:: Data entries ::
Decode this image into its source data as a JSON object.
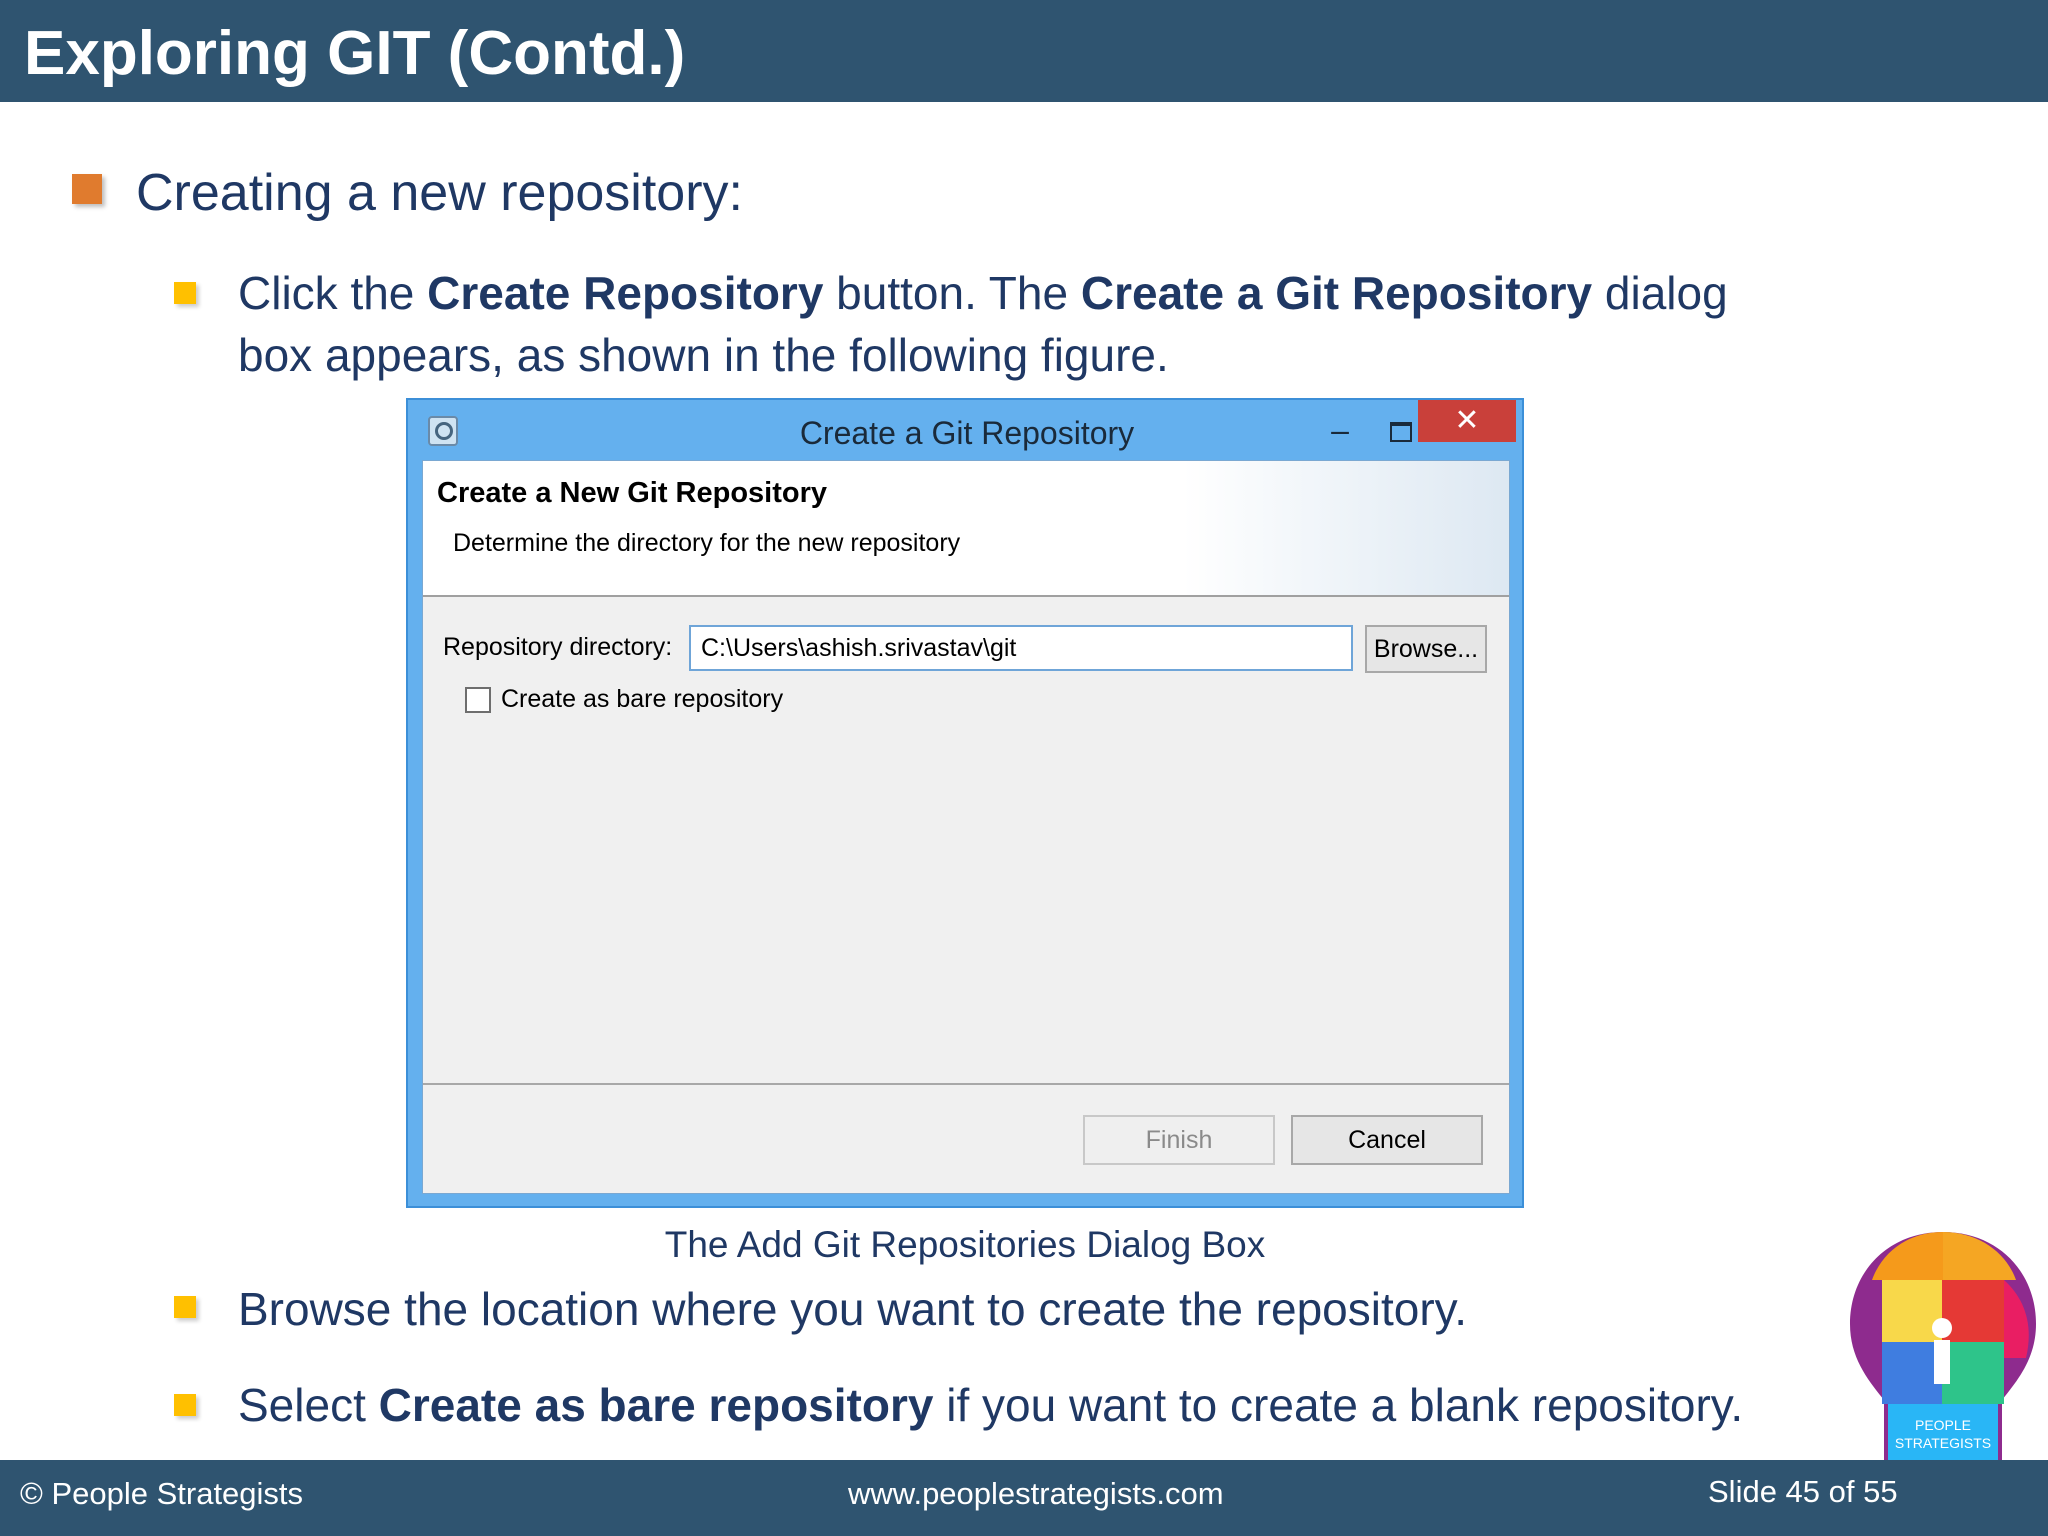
{
  "header": {
    "title": "Exploring GIT (Contd.)"
  },
  "content": {
    "level1": "Creating a new repository:",
    "bullet1": {
      "pre": "Click the ",
      "b1": "Create Repository",
      "mid": " button. The ",
      "b2": "Create a Git Repository",
      "post": " dialog box appears, as shown in the following figure."
    },
    "bullet2": "Browse the location where you want to create the repository.",
    "bullet3": {
      "pre": "Select ",
      "bold": "Create as bare repository",
      "post": " if you want to create a blank repository."
    }
  },
  "dialog": {
    "title": "Create a Git Repository",
    "minimize_glyph": "–",
    "close_glyph": "✕",
    "banner_title": "Create a New Git Repository",
    "banner_subtitle": "Determine the directory for the new repository",
    "repo_label": "Repository directory:",
    "repo_value": "C:\\Users\\ashish.srivastav\\git",
    "browse_label": "Browse...",
    "checkbox_label": "Create as bare repository",
    "finish_label": "Finish",
    "cancel_label": "Cancel"
  },
  "caption": "The Add Git Repositories Dialog Box",
  "logo": {
    "line1": "PEOPLE",
    "line2": "STRATEGISTS"
  },
  "footer": {
    "left": "© People Strategists",
    "center": "www.peoplestrategists.com",
    "right": "Slide 45 of 55"
  },
  "colors": {
    "header_bg": "#2f5470",
    "text_primary": "#1f3864",
    "bullet_l1": "#e07b2e",
    "bullet_l2": "#ffc000",
    "dialog_frame": "#64b0ee",
    "close_button": "#c9403a"
  }
}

:: Exercise instructions ::
Pick out the lines that have the word "post". Copy them all.

:: Task answer ::
      "post": " dialog box appears, as shown in the following figure."
      "post": " if you want to create a blank repository."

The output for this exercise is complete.